■ Page text
[Start of Attachment]
Wildcard TLS Certificates for Envoy Gateway on Management Clusters
| Created | State | Summary |
|---|---|---|
| 2026-01-30 | approved | Use wildcard TLS certificates on management clusters with Envoy Gateway to eliminate per-service domain configuration in gateway-api-config. |
Problem Statement
Currently, TLS certificates for services exposed through Envoy Gateway on management clusters are managed by the gateway-api-config app using a single Certificate resource with multiple Subject Alternative Names (SANs). Each time a new application requires a domain, it must be explicitly added to this list.
This approach creates friction:
- Manual configuration updates: Every new service requiring a domain triggers a change in
gateway-api-config. - Developer experience mismatch: Teams familiar with Ingress expect domain configuration to be handled at the HTTPRoute level. The current requirement to update a central certificate configuration is unexpected and causes confusion.
Proposal
Use a wildcard TLS certificate (*.baseDomain) per management cluster to cover all services, eliminating the need for per-service domain configuration.
Key Changes
- Certificate configuration: Replace the multi-SAN certificate with a single wildcard certificate (
*.baseDomain) ingateway-api-config. - ACME challenge method: Switch to DNS-01 challenge validation, which is required for wildcard certificates. Some clusters may need to migrate from HTTP-01 to DNS-01.
What This Enables
- Teams can define HTTPRoutes for any subdomain under
*.baseDomainwithout requiring certificate configuration changes. - The developer experience aligns with expectations from Ingress-based workflows.
- Reduced operational overhead for certificate management.
[End of Attachment]
■ Data extract
[Start of Attachment]
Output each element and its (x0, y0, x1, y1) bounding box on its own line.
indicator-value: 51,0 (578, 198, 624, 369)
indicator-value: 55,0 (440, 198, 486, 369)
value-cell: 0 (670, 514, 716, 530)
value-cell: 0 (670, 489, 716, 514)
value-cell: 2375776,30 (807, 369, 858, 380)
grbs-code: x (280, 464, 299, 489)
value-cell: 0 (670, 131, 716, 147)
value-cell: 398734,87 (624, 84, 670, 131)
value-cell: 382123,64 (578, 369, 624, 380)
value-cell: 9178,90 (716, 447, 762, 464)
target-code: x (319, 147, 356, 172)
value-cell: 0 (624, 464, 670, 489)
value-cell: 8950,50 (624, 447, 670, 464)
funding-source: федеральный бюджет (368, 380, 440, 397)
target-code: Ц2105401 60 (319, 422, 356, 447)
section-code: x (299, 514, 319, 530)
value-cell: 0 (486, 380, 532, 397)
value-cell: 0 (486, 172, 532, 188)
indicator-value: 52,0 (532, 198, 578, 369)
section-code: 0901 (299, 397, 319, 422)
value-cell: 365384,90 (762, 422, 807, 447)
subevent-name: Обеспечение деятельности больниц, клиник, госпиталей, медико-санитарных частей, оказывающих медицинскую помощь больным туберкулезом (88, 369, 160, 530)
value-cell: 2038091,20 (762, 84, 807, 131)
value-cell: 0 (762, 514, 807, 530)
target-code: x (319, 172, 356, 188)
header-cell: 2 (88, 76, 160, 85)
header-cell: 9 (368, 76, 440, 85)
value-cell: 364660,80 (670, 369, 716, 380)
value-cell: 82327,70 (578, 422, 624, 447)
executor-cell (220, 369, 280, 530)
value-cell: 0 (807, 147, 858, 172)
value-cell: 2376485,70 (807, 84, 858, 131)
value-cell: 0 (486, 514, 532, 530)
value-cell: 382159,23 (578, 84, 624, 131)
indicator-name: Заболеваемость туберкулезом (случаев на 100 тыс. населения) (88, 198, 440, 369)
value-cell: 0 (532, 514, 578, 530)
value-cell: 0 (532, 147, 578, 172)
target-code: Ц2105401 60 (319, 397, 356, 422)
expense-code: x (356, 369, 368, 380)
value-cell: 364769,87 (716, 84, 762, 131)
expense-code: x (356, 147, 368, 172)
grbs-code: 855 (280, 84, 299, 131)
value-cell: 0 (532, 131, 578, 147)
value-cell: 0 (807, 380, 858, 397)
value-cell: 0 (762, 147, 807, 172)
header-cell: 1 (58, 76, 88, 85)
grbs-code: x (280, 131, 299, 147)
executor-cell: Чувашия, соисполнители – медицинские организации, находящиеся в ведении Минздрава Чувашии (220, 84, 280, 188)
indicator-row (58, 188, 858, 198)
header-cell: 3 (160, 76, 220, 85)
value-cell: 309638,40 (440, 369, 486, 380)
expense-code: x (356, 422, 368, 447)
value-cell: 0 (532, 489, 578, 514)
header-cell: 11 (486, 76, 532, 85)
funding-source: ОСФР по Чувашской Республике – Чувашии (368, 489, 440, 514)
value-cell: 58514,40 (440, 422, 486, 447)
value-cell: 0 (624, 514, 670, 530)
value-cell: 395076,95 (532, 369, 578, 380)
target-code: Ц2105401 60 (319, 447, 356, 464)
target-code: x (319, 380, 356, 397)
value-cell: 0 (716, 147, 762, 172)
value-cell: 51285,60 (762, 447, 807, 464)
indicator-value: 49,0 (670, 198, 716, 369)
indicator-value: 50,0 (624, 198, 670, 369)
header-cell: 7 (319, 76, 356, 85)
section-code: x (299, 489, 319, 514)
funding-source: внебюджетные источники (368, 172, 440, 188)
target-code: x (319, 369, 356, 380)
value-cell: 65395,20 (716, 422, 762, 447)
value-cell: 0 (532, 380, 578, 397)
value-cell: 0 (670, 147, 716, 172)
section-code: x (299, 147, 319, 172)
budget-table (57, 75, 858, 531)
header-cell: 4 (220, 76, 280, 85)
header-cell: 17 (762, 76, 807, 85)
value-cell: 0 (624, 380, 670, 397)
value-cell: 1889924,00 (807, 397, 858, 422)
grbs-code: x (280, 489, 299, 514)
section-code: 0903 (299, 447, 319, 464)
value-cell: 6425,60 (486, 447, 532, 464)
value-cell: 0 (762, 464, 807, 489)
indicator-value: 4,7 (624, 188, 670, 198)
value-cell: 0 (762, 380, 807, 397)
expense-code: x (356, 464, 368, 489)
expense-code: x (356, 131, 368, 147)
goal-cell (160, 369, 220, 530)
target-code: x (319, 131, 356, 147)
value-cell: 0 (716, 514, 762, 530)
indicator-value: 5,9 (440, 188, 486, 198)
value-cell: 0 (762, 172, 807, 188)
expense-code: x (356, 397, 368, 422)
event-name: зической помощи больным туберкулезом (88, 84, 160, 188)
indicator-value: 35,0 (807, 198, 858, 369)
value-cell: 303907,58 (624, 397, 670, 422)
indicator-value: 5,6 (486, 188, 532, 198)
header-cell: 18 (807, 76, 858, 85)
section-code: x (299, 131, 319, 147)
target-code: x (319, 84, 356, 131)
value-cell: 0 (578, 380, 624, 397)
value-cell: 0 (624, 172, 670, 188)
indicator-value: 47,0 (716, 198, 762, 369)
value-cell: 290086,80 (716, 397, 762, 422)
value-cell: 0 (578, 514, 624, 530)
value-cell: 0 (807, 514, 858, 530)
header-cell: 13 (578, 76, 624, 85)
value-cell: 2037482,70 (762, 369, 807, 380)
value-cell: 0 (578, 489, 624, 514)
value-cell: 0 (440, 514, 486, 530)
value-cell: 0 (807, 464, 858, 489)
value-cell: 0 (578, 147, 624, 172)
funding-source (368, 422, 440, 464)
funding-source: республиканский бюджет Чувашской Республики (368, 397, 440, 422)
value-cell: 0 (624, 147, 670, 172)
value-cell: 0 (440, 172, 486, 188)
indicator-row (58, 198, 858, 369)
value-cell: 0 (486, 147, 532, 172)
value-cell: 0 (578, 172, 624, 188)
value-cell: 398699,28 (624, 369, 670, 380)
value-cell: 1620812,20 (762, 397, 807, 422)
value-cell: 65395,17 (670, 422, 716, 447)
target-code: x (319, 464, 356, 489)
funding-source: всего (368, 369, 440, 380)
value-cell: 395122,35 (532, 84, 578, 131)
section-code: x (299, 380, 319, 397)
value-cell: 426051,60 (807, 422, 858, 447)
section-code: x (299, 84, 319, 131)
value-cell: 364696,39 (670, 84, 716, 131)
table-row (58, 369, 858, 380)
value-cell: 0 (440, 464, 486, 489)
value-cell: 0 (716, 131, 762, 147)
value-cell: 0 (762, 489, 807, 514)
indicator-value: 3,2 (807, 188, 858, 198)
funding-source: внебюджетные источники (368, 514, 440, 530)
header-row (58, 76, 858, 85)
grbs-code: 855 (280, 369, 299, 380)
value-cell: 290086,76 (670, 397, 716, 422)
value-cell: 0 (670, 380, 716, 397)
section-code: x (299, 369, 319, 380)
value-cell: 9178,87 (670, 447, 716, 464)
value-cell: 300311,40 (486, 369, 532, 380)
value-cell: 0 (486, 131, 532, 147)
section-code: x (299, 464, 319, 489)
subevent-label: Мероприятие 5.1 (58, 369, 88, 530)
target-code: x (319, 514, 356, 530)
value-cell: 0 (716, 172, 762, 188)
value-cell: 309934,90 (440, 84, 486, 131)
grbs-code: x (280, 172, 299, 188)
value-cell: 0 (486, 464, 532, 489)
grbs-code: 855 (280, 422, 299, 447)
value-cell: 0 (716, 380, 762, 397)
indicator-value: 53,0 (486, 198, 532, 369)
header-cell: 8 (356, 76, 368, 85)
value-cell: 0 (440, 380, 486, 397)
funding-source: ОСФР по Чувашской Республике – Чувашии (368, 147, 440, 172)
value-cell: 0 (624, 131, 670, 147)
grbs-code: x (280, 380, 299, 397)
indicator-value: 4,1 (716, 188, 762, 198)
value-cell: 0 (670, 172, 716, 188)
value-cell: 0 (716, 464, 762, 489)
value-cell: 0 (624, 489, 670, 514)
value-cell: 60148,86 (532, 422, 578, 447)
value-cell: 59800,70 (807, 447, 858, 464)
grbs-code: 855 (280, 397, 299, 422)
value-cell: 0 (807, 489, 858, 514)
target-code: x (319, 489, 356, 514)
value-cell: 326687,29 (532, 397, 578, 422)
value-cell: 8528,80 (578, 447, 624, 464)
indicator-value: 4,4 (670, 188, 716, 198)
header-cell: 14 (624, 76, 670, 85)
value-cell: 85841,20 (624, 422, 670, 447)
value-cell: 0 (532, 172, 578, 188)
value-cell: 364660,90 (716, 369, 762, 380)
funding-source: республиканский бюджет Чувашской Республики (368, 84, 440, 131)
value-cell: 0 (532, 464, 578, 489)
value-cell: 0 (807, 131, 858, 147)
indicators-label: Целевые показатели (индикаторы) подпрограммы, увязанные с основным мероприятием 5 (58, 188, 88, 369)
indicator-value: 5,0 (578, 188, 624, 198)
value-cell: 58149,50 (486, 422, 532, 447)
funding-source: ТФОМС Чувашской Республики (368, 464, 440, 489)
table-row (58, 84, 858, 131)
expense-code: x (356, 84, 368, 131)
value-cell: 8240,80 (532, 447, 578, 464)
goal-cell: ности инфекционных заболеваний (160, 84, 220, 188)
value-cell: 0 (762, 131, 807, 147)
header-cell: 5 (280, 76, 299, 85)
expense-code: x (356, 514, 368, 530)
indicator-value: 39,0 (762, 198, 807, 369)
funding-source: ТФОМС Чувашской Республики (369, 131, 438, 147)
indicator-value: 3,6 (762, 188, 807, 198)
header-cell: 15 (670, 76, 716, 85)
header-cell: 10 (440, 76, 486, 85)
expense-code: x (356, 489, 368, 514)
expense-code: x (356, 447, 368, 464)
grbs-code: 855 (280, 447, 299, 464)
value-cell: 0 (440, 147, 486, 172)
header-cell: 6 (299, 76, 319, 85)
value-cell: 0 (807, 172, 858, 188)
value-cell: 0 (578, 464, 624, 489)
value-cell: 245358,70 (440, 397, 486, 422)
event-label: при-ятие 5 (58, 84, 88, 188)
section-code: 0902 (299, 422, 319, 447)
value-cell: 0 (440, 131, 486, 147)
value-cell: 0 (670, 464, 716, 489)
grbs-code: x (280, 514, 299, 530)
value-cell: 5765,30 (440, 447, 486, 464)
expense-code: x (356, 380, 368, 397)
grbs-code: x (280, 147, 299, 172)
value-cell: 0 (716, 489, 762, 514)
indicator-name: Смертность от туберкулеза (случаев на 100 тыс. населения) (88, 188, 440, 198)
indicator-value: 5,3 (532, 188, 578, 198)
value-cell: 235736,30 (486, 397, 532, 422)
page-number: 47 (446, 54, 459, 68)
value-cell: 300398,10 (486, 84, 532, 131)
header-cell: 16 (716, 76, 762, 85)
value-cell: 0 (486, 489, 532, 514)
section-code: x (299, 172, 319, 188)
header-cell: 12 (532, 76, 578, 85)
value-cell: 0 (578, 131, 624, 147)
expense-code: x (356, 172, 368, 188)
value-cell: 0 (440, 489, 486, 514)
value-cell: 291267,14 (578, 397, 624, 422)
[End of Attachment]
■ Task objective
In the proposal on wildcard TLS certificates, which ACME challenge method does it say wildcard certificates require?

■ Exercise result
DNS-01 challenge validation.